-------- Reading text --------

For a restaurant on the usually garish and blindingly obvious Park End Street, it’s hard to find Al Salam. The name of the restaurant is easy to miss from the outside, and it has a fairly nondescript exterior. Inside the restaurant, however, it is colourful, and the decoration is striking; you feel like you’ve just entered some kind of glittering cavern, which is what the restaurant seems to be trying to achieve. And it is not a bad effort, despite the fact that it looks a lot like every other Lebanese restaurant I’ve ever been to. The lit lanterns create patterns to fan out on the walls and ceiling, and mounted plates add splashes of colour. Unfortunately, the decorative theme does not carry across to the diner’s table, and the imitation bowls and plain water jugs with plastic caps made it seem as if we were dining at home.
A big issue was that while Western dining does not necessarily require large
tables, eating mezze does. We could barely fit everything onto the table and it was actually slightly uncomfortable not being able to gesture or even move whilst chatting to my friend for fear of knocking some (or all) of the dishes over. This was not the chic dinner out; this was student dining and I was somehow aware of it at every moment of the meal.

-------- Data segment --------

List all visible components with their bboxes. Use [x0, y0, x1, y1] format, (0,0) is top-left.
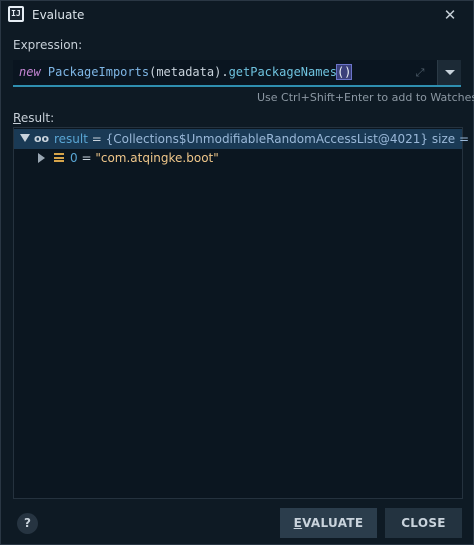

--------

Objectives:
**1.** In the restaurant review, what table items made it seem as if the diners were eating at home?
**2.** Continue the review of Al Salam after its final sentence.

Answers to the tasks:
**1.** The imitation bowls and the plain water jugs with plastic caps.

**2.**
Our first choice for a grilled meat platter was not available, and neither were any of the desserts. We ordered kibbeh maqlia (£4.95), stuffed croquettes, sawada dajaj maqlia (3.95), chicken liver, kafta bi-tatatour (£8.25), ground lamb, Lebanese bread (£0.25), and a Lebanese coffee (£2.00). Having already apologised for not having our item of choice on the menu, the waiter then had to apologise for giving us not only the wrong dish but the entire meal of someone else from another table, which we ate anyway. This was the kafta djaj (£8.00), marinated chicken, ground lamb, and mixed vegetables (£2.45). The food was lacking in flavour, which was not at all what I am used to with good Middle Eastern cuisine. Good Middle Eastern cuisine is a balance and harmony of flavours and textures. Here, the herbs and spices were almost nonexistent, and if there were any in the ground lamb the overwhelmingly strong garlic sauce drowned them out. You couldn’t even taste the sesame oil. The sauce looked and felt like tahini. If you didn’t know what tahini is or had never really thought about its ingredients then it might be acceptable, but since the menu specified not ‘tahini’ but ‘sesame oil’, it was disappointing that it didn’t taste like sesame seed!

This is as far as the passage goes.